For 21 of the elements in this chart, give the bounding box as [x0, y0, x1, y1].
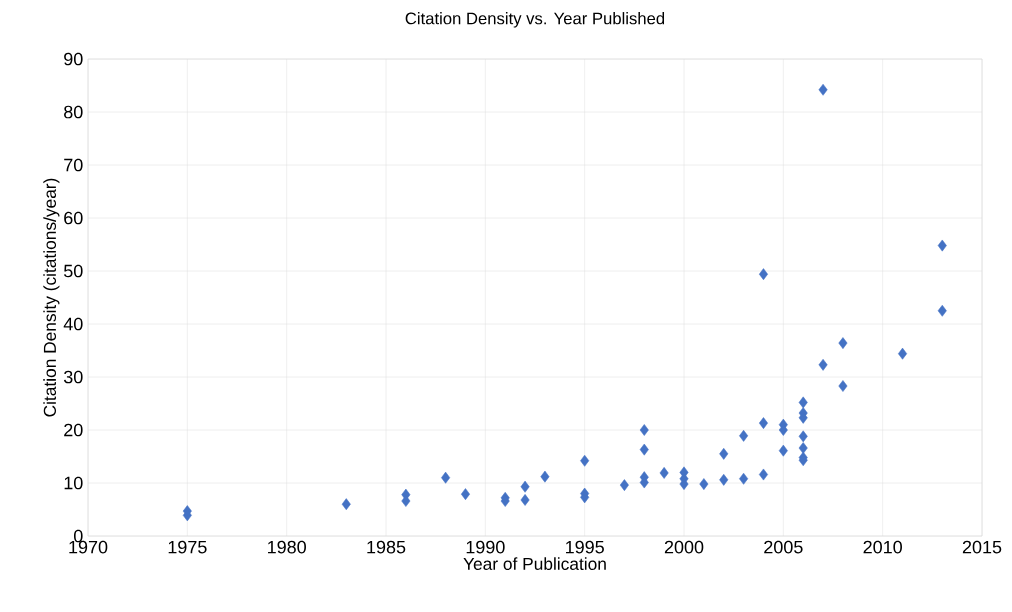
y-tick-label: 40 — [63, 317, 83, 331]
x-tick-label: 2015 — [962, 540, 1002, 554]
chart-title: Citation Density vs. Year Published — [405, 12, 665, 28]
y-tick-label: 70 — [64, 158, 83, 172]
x-tick-label: 1990 — [466, 540, 505, 554]
y-axis-title: Citation Density (citations/year) — [43, 178, 60, 417]
x-tick-label: 2000 — [664, 540, 704, 554]
y-tick-label: 90 — [64, 52, 83, 66]
x-tick-label: 1985 — [367, 540, 406, 554]
y-tick-label: 60 — [64, 211, 83, 225]
x-tick-label: 2010 — [863, 540, 902, 554]
y-tick-label: 50 — [63, 264, 83, 278]
y-tick-label: 10 — [64, 476, 83, 490]
y-tick-label: 30 — [63, 370, 83, 384]
y-tick-label: 80 — [64, 105, 83, 119]
x-tick-label: 1980 — [268, 540, 306, 554]
x-axis-title: Year of Publication — [463, 557, 606, 570]
x-tick-label: 2005 — [764, 540, 803, 554]
x-tick-label: 1995 — [566, 540, 604, 554]
y-tick-label: 20 — [64, 423, 83, 437]
x-tick-label: 1975 — [168, 540, 207, 554]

■ **INSTRUCTION**
Copy out every line of the records above word for word, leaving out the pictures.

■ **RESULT OF THIS TASK**
For 21 of the elements in this chart, give the bounding box as [x0, y0, x1, y1].
y-tick-label: 40 — [63, 317, 83, 331]
x-tick-label: 2015 — [962, 540, 1002, 554]
chart-title: Citation Density vs. Year Published — [405, 12, 665, 28]
y-tick-label: 70 — [64, 158, 83, 172]
x-tick-label: 1990 — [466, 540, 505, 554]
y-axis-title: Citation Density (citations/year) — [43, 178, 60, 417]
x-tick-label: 2000 — [664, 540, 704, 554]
y-tick-label: 90 — [64, 52, 83, 66]
x-tick-label: 1985 — [367, 540, 406, 554]
y-tick-label: 60 — [64, 211, 83, 225]
x-tick-label: 2010 — [863, 540, 902, 554]
y-tick-label: 50 — [63, 264, 83, 278]
y-tick-label: 10 — [64, 476, 83, 490]
y-tick-label: 30 — [63, 370, 83, 384]
y-tick-label: 80 — [64, 105, 83, 119]
x-tick-label: 1980 — [268, 540, 306, 554]
x-axis-title: Year of Publication — [463, 557, 606, 570]
x-tick-label: 2005 — [764, 540, 803, 554]
x-tick-label: 1995 — [566, 540, 604, 554]
y-tick-label: 20 — [64, 423, 83, 437]
x-tick-label: 1975 — [168, 540, 207, 554]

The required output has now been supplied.